◆ **STATED PROBLEM**:
Express each of the following lines as one string in a JSON list, omitting blank lines and leaving out the pictures.

------------------------------------------------------------------------

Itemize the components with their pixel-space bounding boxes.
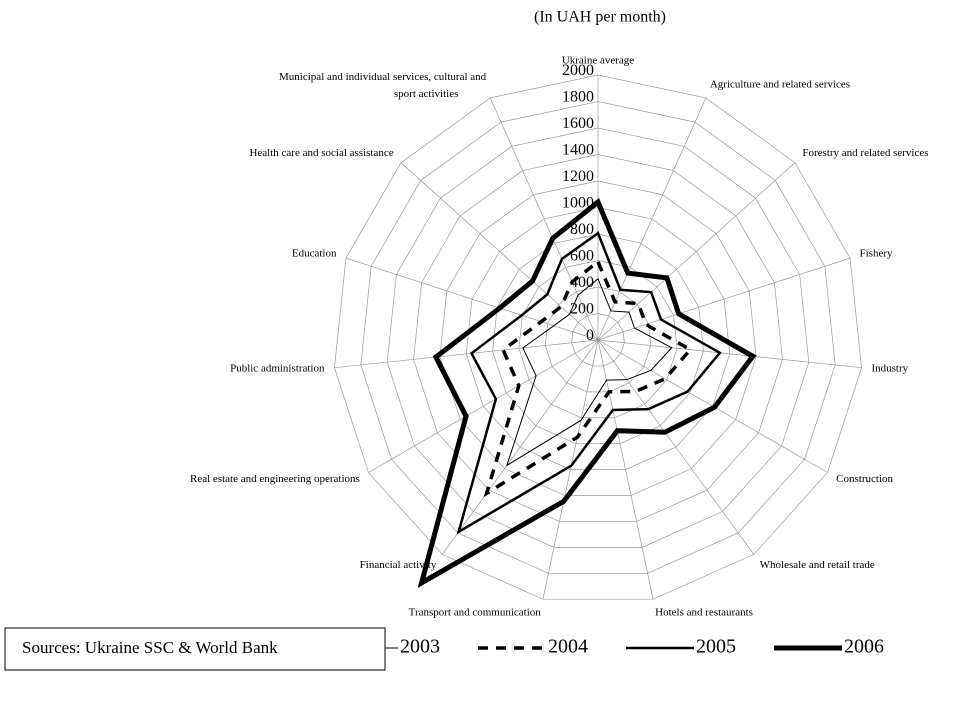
category-label: Wholesale and retail trade [760,559,875,571]
category-label: Transport and communication [409,606,542,618]
y-tick-label: 1800 [562,89,594,106]
chart-subtitle: (In UAH per month) [534,9,666,26]
y-tick-label: 1600 [562,115,594,132]
category-label: Health care and social assistance [249,147,393,159]
grid: Ukraine average Agriculture and related s… [190,55,929,619]
grid-ring [413,154,783,522]
grid-ring [465,207,731,470]
category-label: Education [292,247,337,259]
category-label: Hotels and restaurants [655,606,753,618]
series-line [456,231,722,535]
y-tick-label: 1400 [562,142,594,159]
category-label: Public administration [230,363,325,375]
category-label: Construction [836,473,893,485]
category-label: Real estate and engineering operations [190,473,360,485]
grid-ring [492,233,704,445]
series-line [505,277,673,467]
y-tick-label: 1200 [562,168,594,185]
category-label: Agriculture and related services [710,79,850,91]
source: Sources: Ukraine SSC & World Bank [22,638,278,657]
legend-label: 2006 [844,636,884,658]
source-box [4,627,386,671]
category-label: Fishery [860,247,894,259]
legend-label: 2004 [548,636,588,658]
grid-ring [360,101,836,574]
grid-ring [518,260,678,419]
grid-ring [386,127,810,548]
y-tick-label: 600 [570,248,594,265]
legend-label: 2005 [696,636,736,658]
series-line [417,198,757,588]
grid-ring [571,313,625,367]
legend-label: 2003 [400,636,440,658]
category-label: Municipal and individual services, cultu… [279,71,487,100]
y-tick-label: 200 [570,301,594,318]
category-label: Forestry and related services [802,147,928,159]
y-tick-label: 800 [570,221,594,238]
y-tick-label: 400 [570,274,594,291]
category-label-line: Municipal and individual services, cultu… [279,71,487,83]
y-tick-label: 2000 [562,62,594,79]
grid-ring [334,74,862,600]
series-line [483,259,693,498]
tick-layer: 0 200 400 600 800 1000 1200 1400 1600 1800 2000 [562,62,594,344]
series-layer [417,198,757,588]
category-label: Industry [871,363,908,375]
category-label-line: sport activities [394,88,458,100]
legend: 2003 2004 2005 2006 [330,636,884,658]
grid-ring [439,180,757,496]
category-label: Financial activity [360,559,437,571]
y-tick-label: 0 [586,327,594,344]
category-label: Ukraine average [562,55,634,67]
y-tick-label: 1000 [562,195,594,212]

------------------------------------------------------------------------

◆ **WRITTEN ANSWER**:
[
  "Itemize the components with their pixel-space bounding boxes.",
  "category-label: Wholesale and retail trade [760,559,875,571]",
  "category-label: Transport and communication [409,606,542,618]",
  "y-tick-label: 1800 [562,89,594,106]",
  "chart-subtitle: (In UAH per month) [534,9,666,26]",
  "y-tick-label: 1600 [562,115,594,132]",
  "category-label: Health care and social assistance [249,147,393,159]",
  "grid: Ukraine average Agriculture and related s… [190,55,929,619]",
  "grid-ring [413,154,783,522]",
  "grid-ring [465,207,731,470]",
  "category-label: Education [292,247,337,259]",
  "category-label: Hotels and restaurants [655,606,753,618]",
  "series-line [456,231,722,535]",
  "y-tick-label: 1400 [562,142,594,159]",
  "category-label: Public administration [230,363,325,375]",
  "category-label: Construction [836,473,893,485]",
  "category-label: Real estate and engineering operations [190,473,360,485]",
  "grid-ring [492,233,704,445]",
  "series-line [505,277,673,467]",
  "y-tick-label: 1200 [562,168,594,185]",
  "category-label: Agriculture and related services [710,79,850,91]",
  "source: Sources: Ukraine SSC & World Bank [22,638,278,657]",
  "legend-label: 2006 [844,636,884,658]",
  "source-box [4,627,386,671]",
  "category-label: Fishery [860,247,894,259]",
  "legend-label: 2004 [548,636,588,658]",
  "grid-ring [360,101,836,574]",
  "grid-ring [518,260,678,419]",
  "grid-ring [386,127,810,548]",
  "y-tick-label: 600 [570,248,594,265]",
  "legend-label: 2005 [696,636,736,658]",
  "series-line [417,198,757,588]",
  "grid-ring [571,313,625,367]",
  "legend-label: 2003 [400,636,440,658]",
  "category-label: Municipal and individual services, cultu… [279,71,487,100]",
  "y-tick-label: 200 [570,301,594,318]",
  "category-label: Forestry and related services [802,147,928,159]",
  "y-tick-label: 800 [570,221,594,238]",
  "y-tick-label: 400 [570,274,594,291]",
  "category-label-line: Municipal and individual services, cultu… [279,71,487,83]",
  "y-tick-label: 2000 [562,62,594,79]",
  "grid-ring [334,74,862,600]",
  "series-line [483,259,693,498]",
  "tick-layer: 0 200 400 600 800 1000 1200 1400 1600 1800 2000 [562,62,594,344]",
  "series-layer [417,198,757,588]",
  "category-label: Industry [871,363,908,375]",
  "category-label-line: sport activities [394,88,458,100]",
  "legend: 2003 2004 2005 2006 [330,636,884,658]",
  "grid-ring [439,180,757,496]",
  "category-label: Financial activity [360,559,437,571]",
  "y-tick-label: 0 [586,327,594,344]",
  "category-label: Ukraine average [562,55,634,67]",
  "y-tick-label: 1000 [562,195,594,212]"
]